▶ **WRITTEN INSTRUCTION**
Output each line exactly as it appears, skipping any embedded picture.

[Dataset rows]
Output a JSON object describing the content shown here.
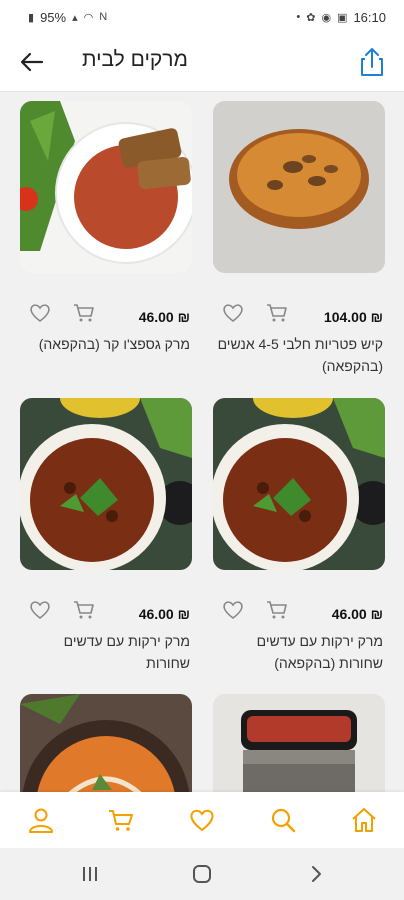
{
  "status_bar": {
    "battery": "95%",
    "time": "16:10"
  },
  "header": {
    "title": "מרקים לבית"
  },
  "currency": "₪",
  "products": [
    {
      "price": "104.00",
      "name": "קיש פטריות חלבי 4-5 אנשים (בהקפאה)",
      "image": "mushroom-quiche"
    },
    {
      "price": "46.00",
      "name": "מרק גספצ'ו קר (בהקפאה)",
      "image": "gazpacho-soup"
    },
    {
      "price": "46.00",
      "name": "מרק ירקות עם עדשים שחורות (בהקפאה)",
      "image": "lentil-soup"
    },
    {
      "price": "46.00",
      "name": "מרק ירקות עם עדשים שחורות",
      "image": "lentil-soup"
    },
    {
      "price": "",
      "name": "",
      "image": "jar-spread"
    },
    {
      "price": "",
      "name": "",
      "image": "pumpkin-soup"
    }
  ],
  "colors": {
    "accent": "#f4a000",
    "share_blue": "#1f7fd6",
    "text": "#222222"
  },
  "bottom_nav": [
    "home-icon",
    "search-icon",
    "heart-icon",
    "cart-icon",
    "user-icon"
  ],
  "system_nav": [
    "recent-apps-icon",
    "home-circle-icon",
    "back-chevron-icon"
  ]
}
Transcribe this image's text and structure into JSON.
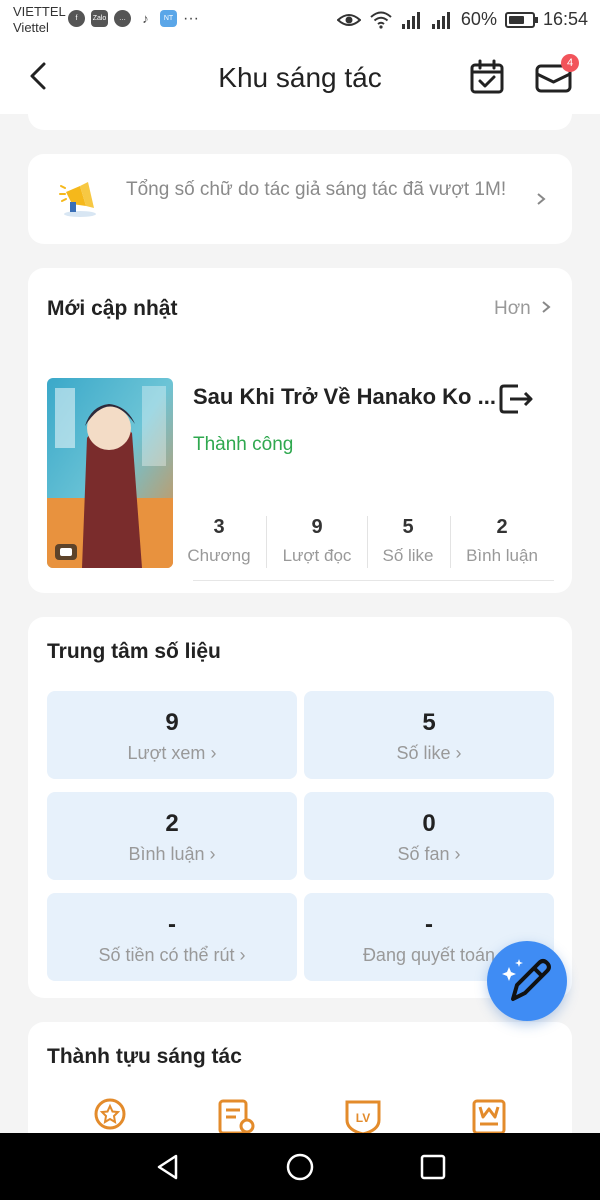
{
  "status_bar": {
    "carrier_1": "VIETTEL",
    "carrier_2": "Viettel",
    "app_icons": [
      "facebook-icon",
      "zalo-icon",
      "chat-icon",
      "tiktok-icon",
      "novel-toon-icon"
    ],
    "zalo": "Zalo",
    "battery": "60%",
    "time": "16:54"
  },
  "header": {
    "title": "Khu sáng tác",
    "mail_badge": "4"
  },
  "notice": {
    "text": "Tổng số chữ do tác giả  sáng tác đã vượt 1M!"
  },
  "recent": {
    "title": "Mới cập nhật",
    "more": "Hơn",
    "book": {
      "title": "Sau Khi Trở Về Hanako Ko ...",
      "status": "Thành công",
      "stats": [
        {
          "value": "3",
          "label": "Chương"
        },
        {
          "value": "9",
          "label": "Lượt đọc"
        },
        {
          "value": "5",
          "label": "Số like"
        },
        {
          "value": "2",
          "label": "Bình luận"
        }
      ]
    }
  },
  "data_center": {
    "title": "Trung tâm số liệu",
    "tiles": [
      {
        "value": "9",
        "label": "Lượt xem"
      },
      {
        "value": "5",
        "label": "Số like"
      },
      {
        "value": "2",
        "label": "Bình luận"
      },
      {
        "value": "0",
        "label": "Số fan"
      },
      {
        "value": "-",
        "label": "Số tiền có thể rút"
      },
      {
        "value": "-",
        "label": "Đang quyết toán"
      }
    ]
  },
  "achievements": {
    "title": "Thành tựu sáng tác"
  },
  "colors": {
    "accent": "#3f8cf4",
    "success": "#2fa84f",
    "badge": "#f2545b",
    "tile_bg": "#e7f1fb"
  }
}
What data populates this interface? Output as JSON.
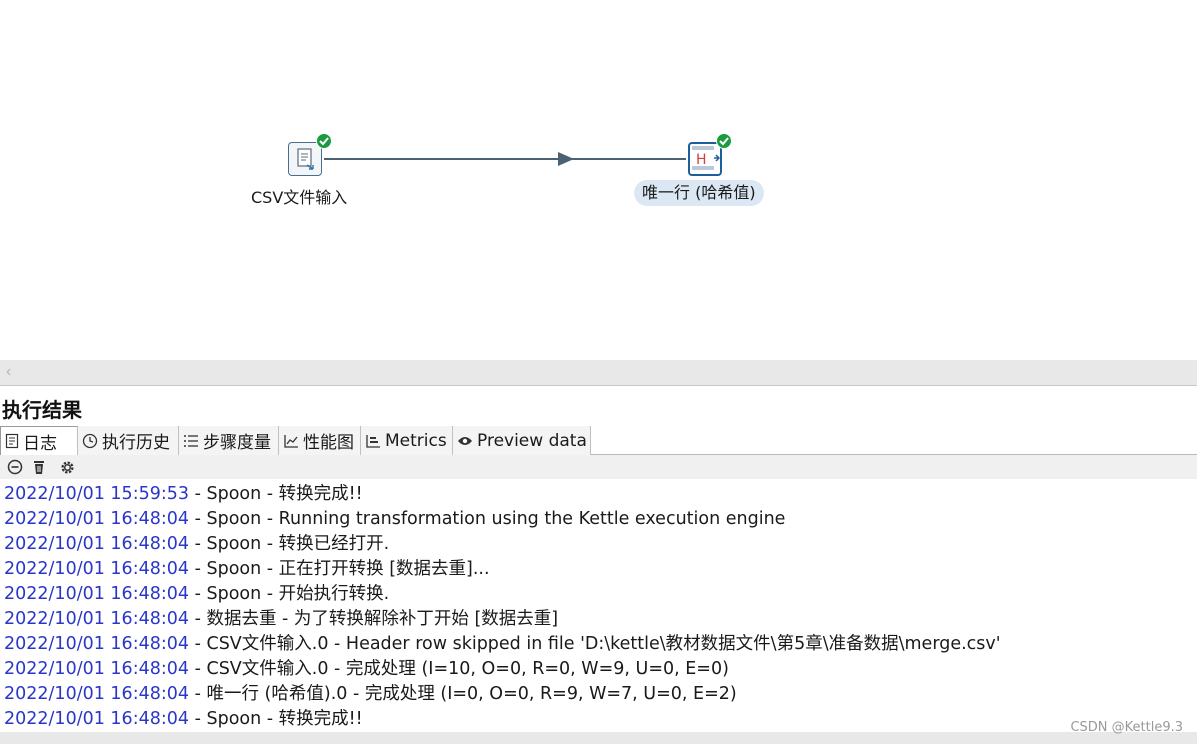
{
  "canvas": {
    "steps": [
      {
        "label": "CSV文件输入",
        "status": "success"
      },
      {
        "label": "唯一行 (哈希值)",
        "status": "success"
      }
    ]
  },
  "results": {
    "title": "执行结果",
    "tabs": [
      {
        "label": "日志",
        "icon": "log-icon",
        "active": true
      },
      {
        "label": "执行历史",
        "icon": "history-icon",
        "active": false
      },
      {
        "label": "步骤度量",
        "icon": "step-metrics-icon",
        "active": false
      },
      {
        "label": "性能图",
        "icon": "performance-chart-icon",
        "active": false
      },
      {
        "label": "Metrics",
        "icon": "metrics-icon",
        "active": false
      },
      {
        "label": "Preview data",
        "icon": "preview-eye-icon",
        "active": false
      }
    ],
    "toolbar": {
      "icons": [
        "stop-icon",
        "clear-log-icon",
        "settings-gear-icon"
      ]
    },
    "log_lines": [
      {
        "ts": "2022/10/01 15:59:53",
        "msg": " - Spoon - 转换完成!!"
      },
      {
        "ts": "2022/10/01 16:48:04",
        "msg": " - Spoon - Running transformation using the Kettle execution engine"
      },
      {
        "ts": "2022/10/01 16:48:04",
        "msg": " - Spoon - 转换已经打开."
      },
      {
        "ts": "2022/10/01 16:48:04",
        "msg": " - Spoon - 正在打开转换 [数据去重]..."
      },
      {
        "ts": "2022/10/01 16:48:04",
        "msg": " - Spoon - 开始执行转换."
      },
      {
        "ts": "2022/10/01 16:48:04",
        "msg": " - 数据去重 - 为了转换解除补丁开始  [数据去重]"
      },
      {
        "ts": "2022/10/01 16:48:04",
        "msg": " - CSV文件输入.0 - Header row skipped in file 'D:\\kettle\\教材数据文件\\第5章\\准备数据\\merge.csv'"
      },
      {
        "ts": "2022/10/01 16:48:04",
        "msg": " - CSV文件输入.0 - 完成处理 (I=10, O=0, R=0, W=9, U=0, E=0)"
      },
      {
        "ts": "2022/10/01 16:48:04",
        "msg": " - 唯一行 (哈希值).0 - 完成处理 (I=0, O=0, R=9, W=7, U=0, E=2)"
      },
      {
        "ts": "2022/10/01 16:48:04",
        "msg": " - Spoon - 转换完成!!"
      }
    ]
  },
  "watermark": "CSDN @Kettle9.3",
  "colors": {
    "timestamp": "#2a36c8",
    "hop": "#4a6274",
    "success": "#1a9c3e",
    "selected_step_bg": "#dbe8f4"
  }
}
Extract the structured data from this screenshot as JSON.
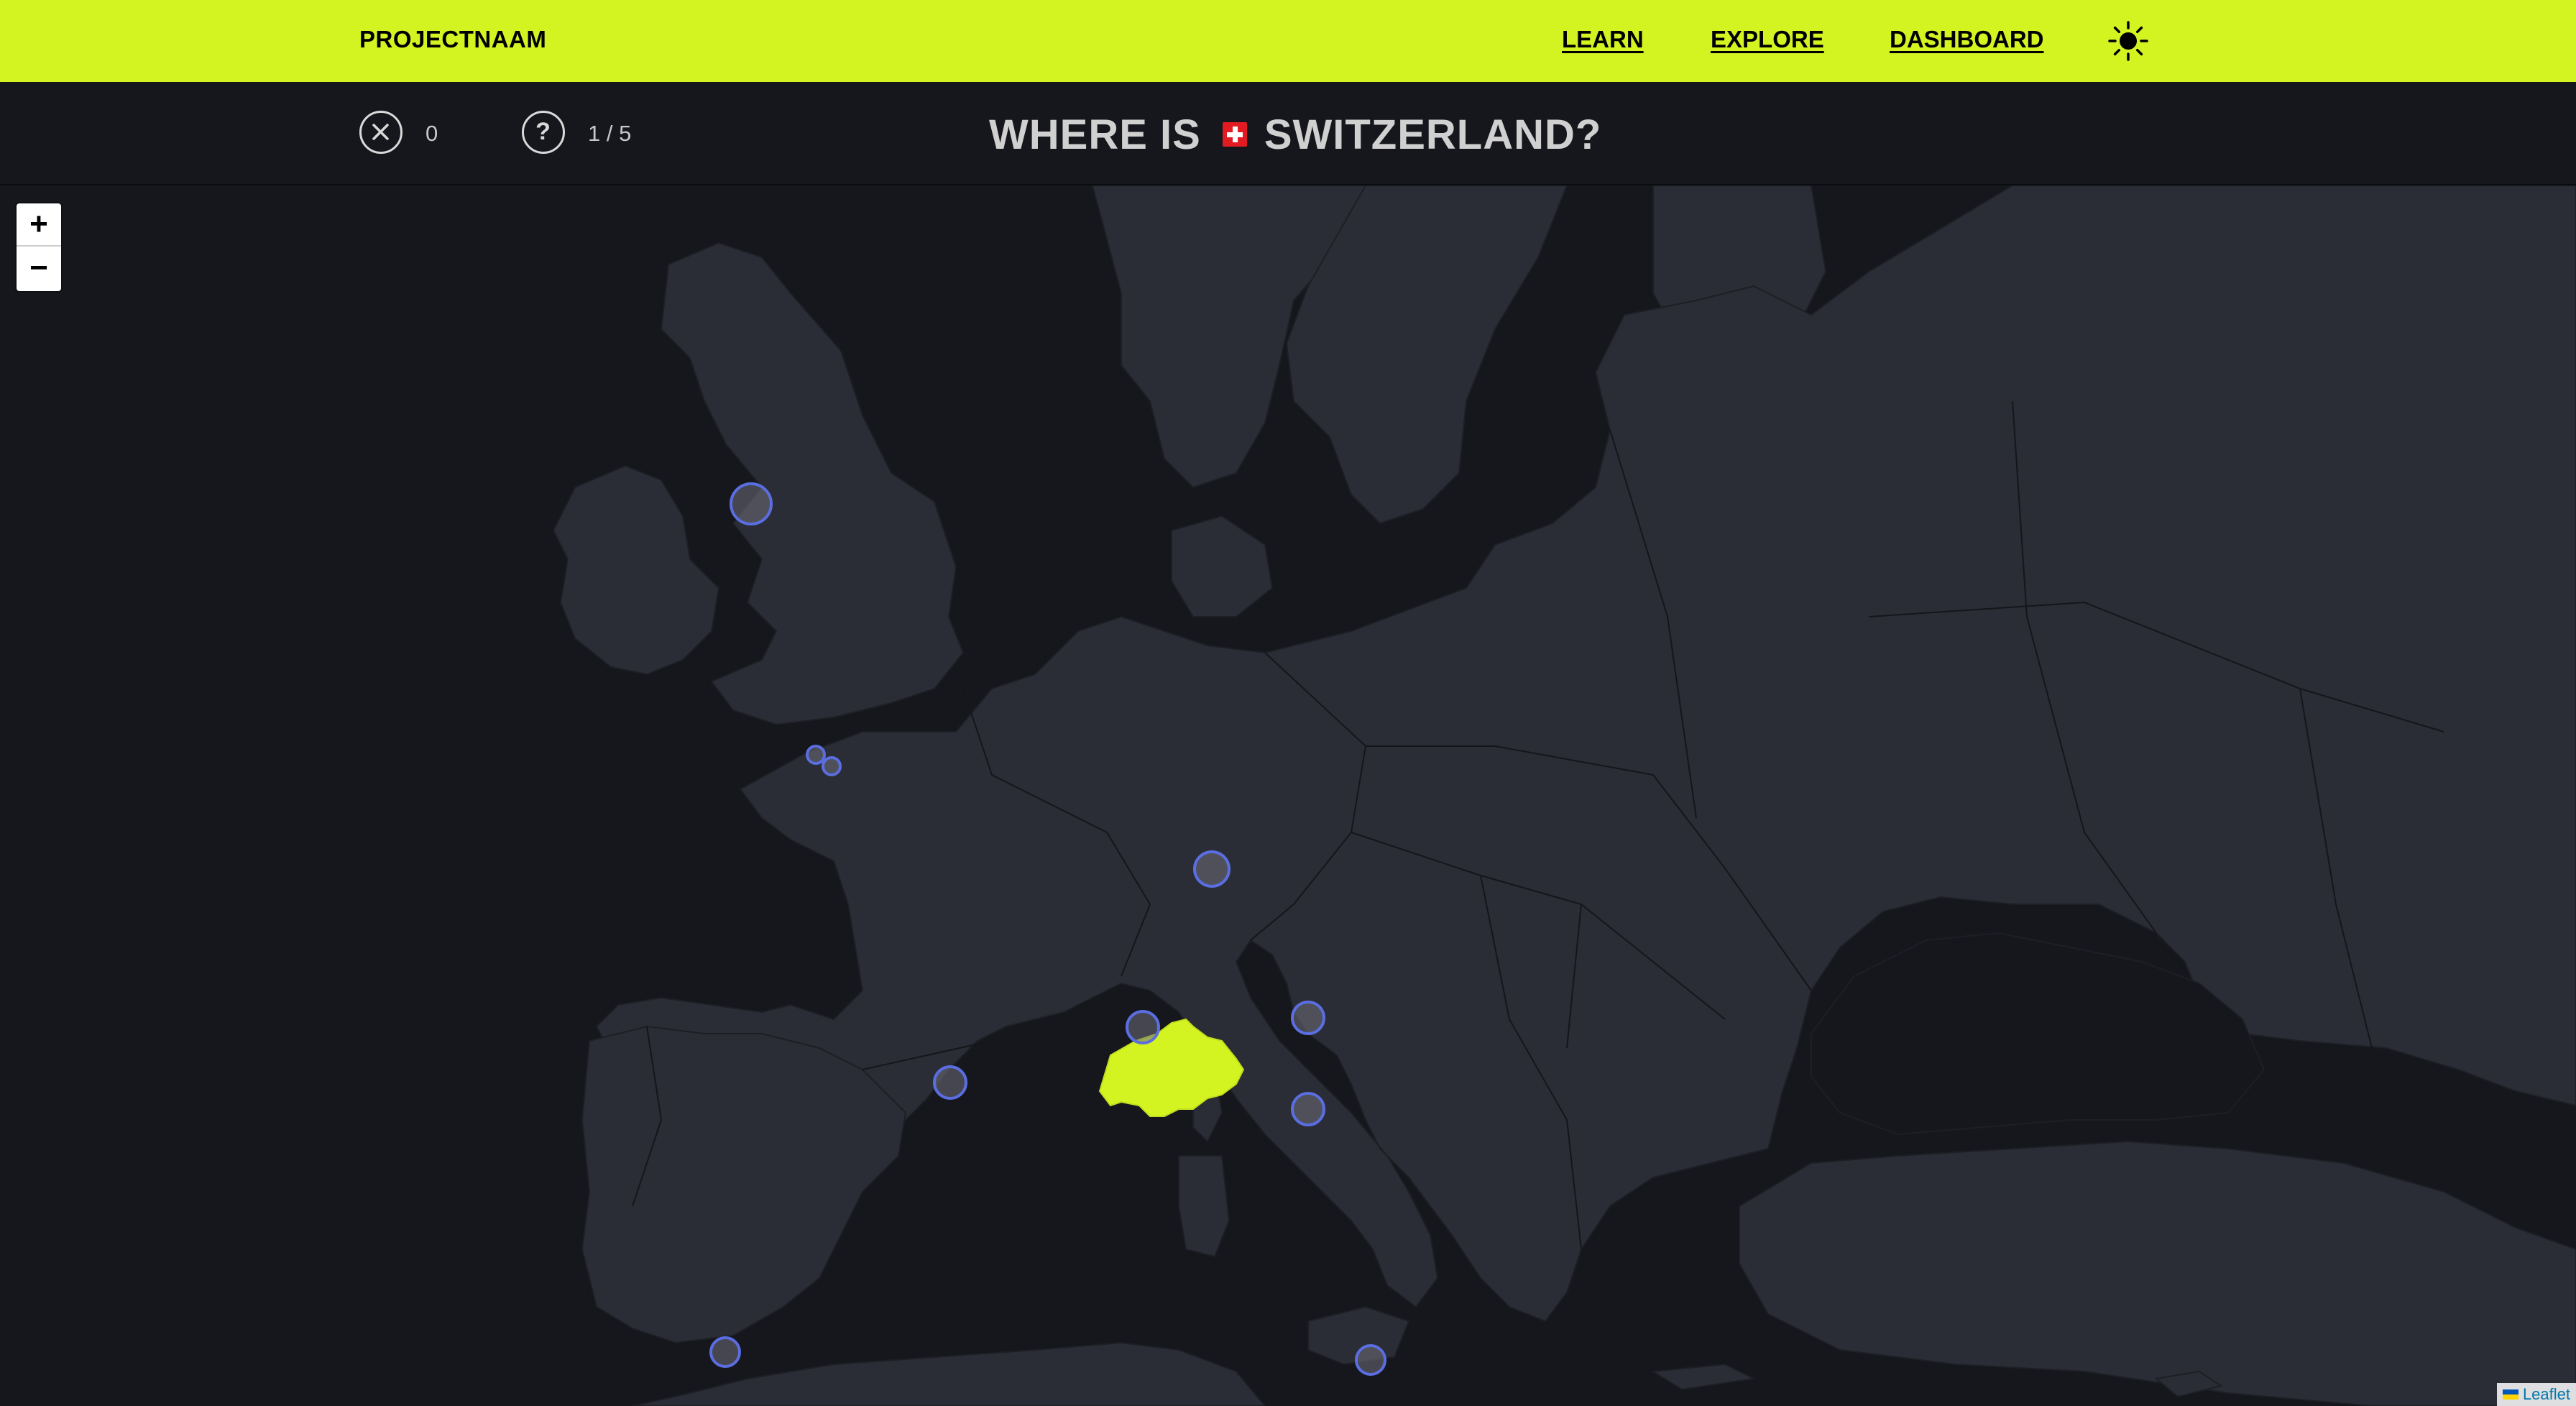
{
  "header": {
    "brand": "PROJECTNAAM",
    "nav": {
      "learn": "LEARN",
      "explore": "EXPLORE",
      "dashboard": "DASHBOARD"
    },
    "theme_icon": "sun-icon"
  },
  "game": {
    "wrong_count": "0",
    "progress": "1 / 5",
    "question_prefix": "WHERE IS",
    "country": "SWITZERLAND?",
    "flag_icon": "swiss-flag-icon"
  },
  "map": {
    "zoom_in": "+",
    "zoom_out": "−",
    "attribution": "Leaflet",
    "highlight_color": "#d4f422",
    "marker_color": "#5b6ee1",
    "land_color": "#2a2d35",
    "water_color": "#15171d",
    "marker_count": 11
  }
}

▶ **THE COMPLETED TASK**
Output a JSON object describing the content shown here.
{
  "status_bar": {
    "battery": "95%",
    "time": "16:10"
  },
  "header": {
    "title": "מרקים לבית"
  },
  "currency": "₪",
  "products": [
    {
      "price": "104.00",
      "name": "קיש פטריות חלבי 4-5 אנשים (בהקפאה)",
      "image": "mushroom-quiche"
    },
    {
      "price": "46.00",
      "name": "מרק גספצ'ו קר (בהקפאה)",
      "image": "gazpacho-soup"
    },
    {
      "price": "46.00",
      "name": "מרק ירקות עם עדשים שחורות (בהקפאה)",
      "image": "lentil-soup"
    },
    {
      "price": "46.00",
      "name": "מרק ירקות עם עדשים שחורות",
      "image": "lentil-soup"
    },
    {
      "price": "",
      "name": "",
      "image": "jar-spread"
    },
    {
      "price": "",
      "name": "",
      "image": "pumpkin-soup"
    }
  ],
  "colors": {
    "accent": "#f4a000",
    "share_blue": "#1f7fd6",
    "text": "#222222"
  },
  "bottom_nav": [
    "home-icon",
    "search-icon",
    "heart-icon",
    "cart-icon",
    "user-icon"
  ],
  "system_nav": [
    "recent-apps-icon",
    "home-circle-icon",
    "back-chevron-icon"
  ]
}
Transcribe this image's text and structure into JSON.
{
  "status_bar": {
    "carrier_1": "VIETTEL",
    "carrier_2": "Viettel",
    "app_icons": [
      "facebook-icon",
      "zalo-icon",
      "chat-icon",
      "tiktok-icon",
      "novel-toon-icon"
    ],
    "zalo": "Zalo",
    "battery": "60%",
    "time": "16:54"
  },
  "header": {
    "title": "Khu sáng tác",
    "mail_badge": "4"
  },
  "notice": {
    "text": "Tổng số chữ do tác giả  sáng tác đã vượt 1M!"
  },
  "recent": {
    "title": "Mới cập nhật",
    "more": "Hơn",
    "book": {
      "title": "Sau Khi Trở Về Hanako Ko ...",
      "status": "Thành công",
      "stats": [
        {
          "value": "3",
          "label": "Chương"
        },
        {
          "value": "9",
          "label": "Lượt đọc"
        },
        {
          "value": "5",
          "label": "Số like"
        },
        {
          "value": "2",
          "label": "Bình luận"
        }
      ]
    }
  },
  "data_center": {
    "title": "Trung tâm số liệu",
    "tiles": [
      {
        "value": "9",
        "label": "Lượt xem"
      },
      {
        "value": "5",
        "label": "Số like"
      },
      {
        "value": "2",
        "label": "Bình luận"
      },
      {
        "value": "0",
        "label": "Số fan"
      },
      {
        "value": "-",
        "label": "Số tiền có thể rút"
      },
      {
        "value": "-",
        "label": "Đang quyết toán"
      }
    ]
  },
  "achievements": {
    "title": "Thành tựu sáng tác"
  },
  "colors": {
    "accent": "#3f8cf4",
    "success": "#2fa84f",
    "badge": "#f2545b",
    "tile_bg": "#e7f1fb"
  }
}
What data populates this interface? Output as JSON.
{
  "canvas": {
    "steps": [
      {
        "label": "CSV文件输入",
        "status": "success"
      },
      {
        "label": "唯一行 (哈希值)",
        "status": "success"
      }
    ]
  },
  "results": {
    "title": "执行结果",
    "tabs": [
      {
        "label": "日志",
        "icon": "log-icon",
        "active": true
      },
      {
        "label": "执行历史",
        "icon": "history-icon",
        "active": false
      },
      {
        "label": "步骤度量",
        "icon": "step-metrics-icon",
        "active": false
      },
      {
        "label": "性能图",
        "icon": "performance-chart-icon",
        "active": false
      },
      {
        "label": "Metrics",
        "icon": "metrics-icon",
        "active": false
      },
      {
        "label": "Preview data",
        "icon": "preview-eye-icon",
        "active": false
      }
    ],
    "toolbar": {
      "icons": [
        "stop-icon",
        "clear-log-icon",
        "settings-gear-icon"
      ]
    },
    "log_lines": [
      {
        "ts": "2022/10/01 15:59:53",
        "msg": " - Spoon - 转换完成!!"
      },
      {
        "ts": "2022/10/01 16:48:04",
        "msg": " - Spoon - Running transformation using the Kettle execution engine"
      },
      {
        "ts": "2022/10/01 16:48:04",
        "msg": " - Spoon - 转换已经打开."
      },
      {
        "ts": "2022/10/01 16:48:04",
        "msg": " - Spoon - 正在打开转换 [数据去重]..."
      },
      {
        "ts": "2022/10/01 16:48:04",
        "msg": " - Spoon - 开始执行转换."
      },
      {
        "ts": "2022/10/01 16:48:04",
        "msg": " - 数据去重 - 为了转换解除补丁开始  [数据去重]"
      },
      {
        "ts": "2022/10/01 16:48:04",
        "msg": " - CSV文件输入.0 - Header row skipped in file 'D:\\kettle\\教材数据文件\\第5章\\准备数据\\merge.csv'"
      },
      {
        "ts": "2022/10/01 16:48:04",
        "msg": " - CSV文件输入.0 - 完成处理 (I=10, O=0, R=0, W=9, U=0, E=0)"
      },
      {
        "ts": "2022/10/01 16:48:04",
        "msg": " - 唯一行 (哈希值).0 - 完成处理 (I=0, O=0, R=9, W=7, U=0, E=2)"
      },
      {
        "ts": "2022/10/01 16:48:04",
        "msg": " - Spoon - 转换完成!!"
      }
    ]
  },
  "watermark": "CSDN @Kettle9.3",
  "colors": {
    "timestamp": "#2a36c8",
    "hop": "#4a6274",
    "success": "#1a9c3e",
    "selected_step_bg": "#dbe8f4"
  }
}
Extract the structured data from this screenshot as JSON.
{
  "header": {
    "brand": "PROJECTNAAM",
    "nav": {
      "learn": "LEARN",
      "explore": "EXPLORE",
      "dashboard": "DASHBOARD"
    },
    "theme_icon": "sun-icon"
  },
  "game": {
    "wrong_count": "0",
    "progress": "1 / 5",
    "question_prefix": "WHERE IS",
    "country": "SWITZERLAND?",
    "flag_icon": "swiss-flag-icon"
  },
  "map": {
    "zoom_in": "+",
    "zoom_out": "−",
    "attribution": "Leaflet",
    "highlight_color": "#d4f422",
    "marker_color": "#5b6ee1",
    "land_color": "#2a2d35",
    "water_color": "#15171d",
    "marker_count": 11
  }
}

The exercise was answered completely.